▸ **Task goal**
Your task is to print all of the material verbatim.

▸ **Given records**
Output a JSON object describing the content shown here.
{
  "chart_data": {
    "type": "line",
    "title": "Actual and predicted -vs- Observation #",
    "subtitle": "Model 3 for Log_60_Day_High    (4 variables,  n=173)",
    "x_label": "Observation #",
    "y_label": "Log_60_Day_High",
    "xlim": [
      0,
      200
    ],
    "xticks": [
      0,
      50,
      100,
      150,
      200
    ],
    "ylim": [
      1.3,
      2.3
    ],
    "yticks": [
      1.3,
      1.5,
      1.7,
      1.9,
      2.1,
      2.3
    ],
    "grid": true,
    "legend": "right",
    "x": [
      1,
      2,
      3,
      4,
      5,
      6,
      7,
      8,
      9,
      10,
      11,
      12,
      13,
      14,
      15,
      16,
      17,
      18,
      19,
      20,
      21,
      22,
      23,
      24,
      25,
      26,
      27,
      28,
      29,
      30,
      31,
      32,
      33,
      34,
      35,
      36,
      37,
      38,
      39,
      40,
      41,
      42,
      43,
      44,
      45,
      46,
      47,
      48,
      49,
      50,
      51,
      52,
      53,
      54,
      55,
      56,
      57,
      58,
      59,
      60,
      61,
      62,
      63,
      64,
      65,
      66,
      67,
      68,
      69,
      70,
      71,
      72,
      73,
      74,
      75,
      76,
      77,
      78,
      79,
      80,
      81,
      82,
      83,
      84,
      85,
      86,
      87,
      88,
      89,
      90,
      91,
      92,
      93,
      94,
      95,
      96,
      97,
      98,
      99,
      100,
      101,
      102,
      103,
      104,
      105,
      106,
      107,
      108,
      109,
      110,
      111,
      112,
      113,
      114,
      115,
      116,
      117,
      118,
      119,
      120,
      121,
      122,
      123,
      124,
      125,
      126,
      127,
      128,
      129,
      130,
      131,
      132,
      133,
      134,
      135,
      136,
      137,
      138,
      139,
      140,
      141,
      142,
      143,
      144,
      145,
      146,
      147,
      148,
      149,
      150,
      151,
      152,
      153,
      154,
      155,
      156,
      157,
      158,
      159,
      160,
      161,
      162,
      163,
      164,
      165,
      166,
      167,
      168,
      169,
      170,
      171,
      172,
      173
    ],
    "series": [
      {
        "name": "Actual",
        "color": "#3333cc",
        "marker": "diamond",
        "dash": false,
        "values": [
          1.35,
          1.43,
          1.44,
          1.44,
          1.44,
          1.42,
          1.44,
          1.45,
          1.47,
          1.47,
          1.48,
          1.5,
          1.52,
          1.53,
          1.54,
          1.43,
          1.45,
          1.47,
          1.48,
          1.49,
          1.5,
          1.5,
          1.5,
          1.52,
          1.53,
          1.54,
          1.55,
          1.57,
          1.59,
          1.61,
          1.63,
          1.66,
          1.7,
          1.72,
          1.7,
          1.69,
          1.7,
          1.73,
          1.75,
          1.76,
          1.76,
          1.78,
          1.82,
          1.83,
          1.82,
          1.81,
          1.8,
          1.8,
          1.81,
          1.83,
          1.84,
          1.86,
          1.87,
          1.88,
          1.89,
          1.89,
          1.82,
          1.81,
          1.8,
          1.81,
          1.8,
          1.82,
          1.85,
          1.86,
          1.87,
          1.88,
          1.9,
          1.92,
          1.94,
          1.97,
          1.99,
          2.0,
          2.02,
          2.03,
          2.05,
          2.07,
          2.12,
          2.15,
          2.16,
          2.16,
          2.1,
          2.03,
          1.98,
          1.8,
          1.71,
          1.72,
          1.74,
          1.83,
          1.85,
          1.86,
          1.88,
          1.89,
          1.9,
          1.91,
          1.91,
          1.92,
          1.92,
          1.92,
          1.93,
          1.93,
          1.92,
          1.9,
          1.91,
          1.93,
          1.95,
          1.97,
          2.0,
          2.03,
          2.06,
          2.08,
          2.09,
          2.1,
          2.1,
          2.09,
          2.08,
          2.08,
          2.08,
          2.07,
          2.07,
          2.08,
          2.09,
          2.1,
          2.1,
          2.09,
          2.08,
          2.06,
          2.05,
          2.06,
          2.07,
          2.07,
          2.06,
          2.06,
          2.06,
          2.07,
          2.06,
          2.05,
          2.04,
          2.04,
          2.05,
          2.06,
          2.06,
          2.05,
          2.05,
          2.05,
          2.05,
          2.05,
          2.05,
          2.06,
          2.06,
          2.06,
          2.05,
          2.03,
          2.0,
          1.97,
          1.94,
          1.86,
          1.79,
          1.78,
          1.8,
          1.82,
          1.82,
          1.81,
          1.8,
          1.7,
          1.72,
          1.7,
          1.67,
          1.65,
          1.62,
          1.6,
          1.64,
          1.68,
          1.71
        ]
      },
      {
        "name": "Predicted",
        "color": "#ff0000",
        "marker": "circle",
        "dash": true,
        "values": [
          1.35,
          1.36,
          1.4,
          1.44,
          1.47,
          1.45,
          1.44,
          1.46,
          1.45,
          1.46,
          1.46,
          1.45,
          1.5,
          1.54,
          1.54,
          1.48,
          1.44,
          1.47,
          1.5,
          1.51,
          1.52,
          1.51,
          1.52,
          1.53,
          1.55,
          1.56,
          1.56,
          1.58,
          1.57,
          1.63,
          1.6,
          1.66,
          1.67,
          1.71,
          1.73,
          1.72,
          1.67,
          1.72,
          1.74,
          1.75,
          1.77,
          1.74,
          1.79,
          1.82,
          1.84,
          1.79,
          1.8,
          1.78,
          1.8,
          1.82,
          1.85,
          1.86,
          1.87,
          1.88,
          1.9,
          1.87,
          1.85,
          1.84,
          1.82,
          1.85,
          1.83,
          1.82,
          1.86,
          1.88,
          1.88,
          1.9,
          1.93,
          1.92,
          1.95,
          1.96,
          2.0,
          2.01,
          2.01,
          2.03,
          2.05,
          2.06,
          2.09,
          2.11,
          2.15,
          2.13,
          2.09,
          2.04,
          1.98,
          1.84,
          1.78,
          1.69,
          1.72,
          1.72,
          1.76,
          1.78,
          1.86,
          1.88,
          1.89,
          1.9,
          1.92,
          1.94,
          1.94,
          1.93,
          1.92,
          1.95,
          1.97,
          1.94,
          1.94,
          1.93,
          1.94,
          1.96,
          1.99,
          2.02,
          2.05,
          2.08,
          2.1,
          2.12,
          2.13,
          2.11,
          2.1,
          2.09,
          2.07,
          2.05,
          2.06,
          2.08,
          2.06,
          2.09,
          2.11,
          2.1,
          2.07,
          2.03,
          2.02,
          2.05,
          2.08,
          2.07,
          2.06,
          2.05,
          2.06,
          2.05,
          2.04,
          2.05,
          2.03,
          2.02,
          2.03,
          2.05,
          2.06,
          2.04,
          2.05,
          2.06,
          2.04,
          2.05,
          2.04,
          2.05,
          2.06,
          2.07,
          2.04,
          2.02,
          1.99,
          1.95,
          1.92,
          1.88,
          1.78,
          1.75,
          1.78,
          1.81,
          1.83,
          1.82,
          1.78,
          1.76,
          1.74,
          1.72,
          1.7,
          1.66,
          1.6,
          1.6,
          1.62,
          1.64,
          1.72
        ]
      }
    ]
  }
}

▸ **Solution to the problem**
Output a JSON object describing the content shown here.
{
  "chart_data": {
    "type": "line",
    "title": "Actual and predicted -vs- Observation #",
    "subtitle": "Model 3 for Log_60_Day_High    (4 variables,  n=173)",
    "x_label": "Observation #",
    "y_label": "Log_60_Day_High",
    "xlim": [
      0,
      200
    ],
    "xticks": [
      0,
      50,
      100,
      150,
      200
    ],
    "ylim": [
      1.3,
      2.3
    ],
    "yticks": [
      1.3,
      1.5,
      1.7,
      1.9,
      2.1,
      2.3
    ],
    "grid": true,
    "legend": "right",
    "x": [
      1,
      2,
      3,
      4,
      5,
      6,
      7,
      8,
      9,
      10,
      11,
      12,
      13,
      14,
      15,
      16,
      17,
      18,
      19,
      20,
      21,
      22,
      23,
      24,
      25,
      26,
      27,
      28,
      29,
      30,
      31,
      32,
      33,
      34,
      35,
      36,
      37,
      38,
      39,
      40,
      41,
      42,
      43,
      44,
      45,
      46,
      47,
      48,
      49,
      50,
      51,
      52,
      53,
      54,
      55,
      56,
      57,
      58,
      59,
      60,
      61,
      62,
      63,
      64,
      65,
      66,
      67,
      68,
      69,
      70,
      71,
      72,
      73,
      74,
      75,
      76,
      77,
      78,
      79,
      80,
      81,
      82,
      83,
      84,
      85,
      86,
      87,
      88,
      89,
      90,
      91,
      92,
      93,
      94,
      95,
      96,
      97,
      98,
      99,
      100,
      101,
      102,
      103,
      104,
      105,
      106,
      107,
      108,
      109,
      110,
      111,
      112,
      113,
      114,
      115,
      116,
      117,
      118,
      119,
      120,
      121,
      122,
      123,
      124,
      125,
      126,
      127,
      128,
      129,
      130,
      131,
      132,
      133,
      134,
      135,
      136,
      137,
      138,
      139,
      140,
      141,
      142,
      143,
      144,
      145,
      146,
      147,
      148,
      149,
      150,
      151,
      152,
      153,
      154,
      155,
      156,
      157,
      158,
      159,
      160,
      161,
      162,
      163,
      164,
      165,
      166,
      167,
      168,
      169,
      170,
      171,
      172,
      173
    ],
    "series": [
      {
        "name": "Actual",
        "color": "#3333cc",
        "marker": "diamond",
        "dash": false,
        "values": [
          1.35,
          1.43,
          1.44,
          1.44,
          1.44,
          1.42,
          1.44,
          1.45,
          1.47,
          1.47,
          1.48,
          1.5,
          1.52,
          1.53,
          1.54,
          1.43,
          1.45,
          1.47,
          1.48,
          1.49,
          1.5,
          1.5,
          1.5,
          1.52,
          1.53,
          1.54,
          1.55,
          1.57,
          1.59,
          1.61,
          1.63,
          1.66,
          1.7,
          1.72,
          1.7,
          1.69,
          1.7,
          1.73,
          1.75,
          1.76,
          1.76,
          1.78,
          1.82,
          1.83,
          1.82,
          1.81,
          1.8,
          1.8,
          1.81,
          1.83,
          1.84,
          1.86,
          1.87,
          1.88,
          1.89,
          1.89,
          1.82,
          1.81,
          1.8,
          1.81,
          1.8,
          1.82,
          1.85,
          1.86,
          1.87,
          1.88,
          1.9,
          1.92,
          1.94,
          1.97,
          1.99,
          2.0,
          2.02,
          2.03,
          2.05,
          2.07,
          2.12,
          2.15,
          2.16,
          2.16,
          2.1,
          2.03,
          1.98,
          1.8,
          1.71,
          1.72,
          1.74,
          1.83,
          1.85,
          1.86,
          1.88,
          1.89,
          1.9,
          1.91,
          1.91,
          1.92,
          1.92,
          1.92,
          1.93,
          1.93,
          1.92,
          1.9,
          1.91,
          1.93,
          1.95,
          1.97,
          2.0,
          2.03,
          2.06,
          2.08,
          2.09,
          2.1,
          2.1,
          2.09,
          2.08,
          2.08,
          2.08,
          2.07,
          2.07,
          2.08,
          2.09,
          2.1,
          2.1,
          2.09,
          2.08,
          2.06,
          2.05,
          2.06,
          2.07,
          2.07,
          2.06,
          2.06,
          2.06,
          2.07,
          2.06,
          2.05,
          2.04,
          2.04,
          2.05,
          2.06,
          2.06,
          2.05,
          2.05,
          2.05,
          2.05,
          2.05,
          2.05,
          2.06,
          2.06,
          2.06,
          2.05,
          2.03,
          2.0,
          1.97,
          1.94,
          1.86,
          1.79,
          1.78,
          1.8,
          1.82,
          1.82,
          1.81,
          1.8,
          1.7,
          1.72,
          1.7,
          1.67,
          1.65,
          1.62,
          1.6,
          1.64,
          1.68,
          1.71
        ]
      },
      {
        "name": "Predicted",
        "color": "#ff0000",
        "marker": "circle",
        "dash": true,
        "values": [
          1.35,
          1.36,
          1.4,
          1.44,
          1.47,
          1.45,
          1.44,
          1.46,
          1.45,
          1.46,
          1.46,
          1.45,
          1.5,
          1.54,
          1.54,
          1.48,
          1.44,
          1.47,
          1.5,
          1.51,
          1.52,
          1.51,
          1.52,
          1.53,
          1.55,
          1.56,
          1.56,
          1.58,
          1.57,
          1.63,
          1.6,
          1.66,
          1.67,
          1.71,
          1.73,
          1.72,
          1.67,
          1.72,
          1.74,
          1.75,
          1.77,
          1.74,
          1.79,
          1.82,
          1.84,
          1.79,
          1.8,
          1.78,
          1.8,
          1.82,
          1.85,
          1.86,
          1.87,
          1.88,
          1.9,
          1.87,
          1.85,
          1.84,
          1.82,
          1.85,
          1.83,
          1.82,
          1.86,
          1.88,
          1.88,
          1.9,
          1.93,
          1.92,
          1.95,
          1.96,
          2.0,
          2.01,
          2.01,
          2.03,
          2.05,
          2.06,
          2.09,
          2.11,
          2.15,
          2.13,
          2.09,
          2.04,
          1.98,
          1.84,
          1.78,
          1.69,
          1.72,
          1.72,
          1.76,
          1.78,
          1.86,
          1.88,
          1.89,
          1.9,
          1.92,
          1.94,
          1.94,
          1.93,
          1.92,
          1.95,
          1.97,
          1.94,
          1.94,
          1.93,
          1.94,
          1.96,
          1.99,
          2.02,
          2.05,
          2.08,
          2.1,
          2.12,
          2.13,
          2.11,
          2.1,
          2.09,
          2.07,
          2.05,
          2.06,
          2.08,
          2.06,
          2.09,
          2.11,
          2.1,
          2.07,
          2.03,
          2.02,
          2.05,
          2.08,
          2.07,
          2.06,
          2.05,
          2.06,
          2.05,
          2.04,
          2.05,
          2.03,
          2.02,
          2.03,
          2.05,
          2.06,
          2.04,
          2.05,
          2.06,
          2.04,
          2.05,
          2.04,
          2.05,
          2.06,
          2.07,
          2.04,
          2.02,
          1.99,
          1.95,
          1.92,
          1.88,
          1.78,
          1.75,
          1.78,
          1.81,
          1.83,
          1.82,
          1.78,
          1.76,
          1.74,
          1.72,
          1.7,
          1.66,
          1.6,
          1.6,
          1.62,
          1.64,
          1.72
        ]
      }
    ]
  }
}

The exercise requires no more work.